─── MATERIAL PROVIDED
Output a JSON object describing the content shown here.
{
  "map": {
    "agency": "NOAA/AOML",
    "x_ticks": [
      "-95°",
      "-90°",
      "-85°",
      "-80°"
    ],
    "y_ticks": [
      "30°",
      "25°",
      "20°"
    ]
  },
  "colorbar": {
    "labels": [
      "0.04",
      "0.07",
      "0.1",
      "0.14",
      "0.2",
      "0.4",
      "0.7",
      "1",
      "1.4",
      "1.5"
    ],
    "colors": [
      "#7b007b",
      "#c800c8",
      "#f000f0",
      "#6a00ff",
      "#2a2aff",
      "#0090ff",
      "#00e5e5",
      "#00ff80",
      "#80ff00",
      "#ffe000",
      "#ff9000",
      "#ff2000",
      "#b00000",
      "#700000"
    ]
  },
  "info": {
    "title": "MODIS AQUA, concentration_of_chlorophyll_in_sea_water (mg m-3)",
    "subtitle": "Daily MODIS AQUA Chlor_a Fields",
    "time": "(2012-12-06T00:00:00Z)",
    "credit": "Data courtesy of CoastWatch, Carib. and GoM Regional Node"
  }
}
──────
WHAT THE TASK ASKS ▸ Extract every entry above as it appears.

RESULT OF THE TASK ▸
Output a JSON object describing the content shown here.
{
  "map": {
    "agency": "NOAA/AOML",
    "x_ticks": [
      "-95°",
      "-90°",
      "-85°",
      "-80°"
    ],
    "y_ticks": [
      "30°",
      "25°",
      "20°"
    ]
  },
  "colorbar": {
    "labels": [
      "0.04",
      "0.07",
      "0.1",
      "0.14",
      "0.2",
      "0.4",
      "0.7",
      "1",
      "1.4",
      "1.5"
    ],
    "colors": [
      "#7b007b",
      "#c800c8",
      "#f000f0",
      "#6a00ff",
      "#2a2aff",
      "#0090ff",
      "#00e5e5",
      "#00ff80",
      "#80ff00",
      "#ffe000",
      "#ff9000",
      "#ff2000",
      "#b00000",
      "#700000"
    ]
  },
  "info": {
    "title": "MODIS AQUA, concentration_of_chlorophyll_in_sea_water (mg m-3)",
    "subtitle": "Daily MODIS AQUA Chlor_a Fields",
    "time": "(2012-12-06T00:00:00Z)",
    "credit": "Data courtesy of CoastWatch, Carib. and GoM Regional Node"
  }
}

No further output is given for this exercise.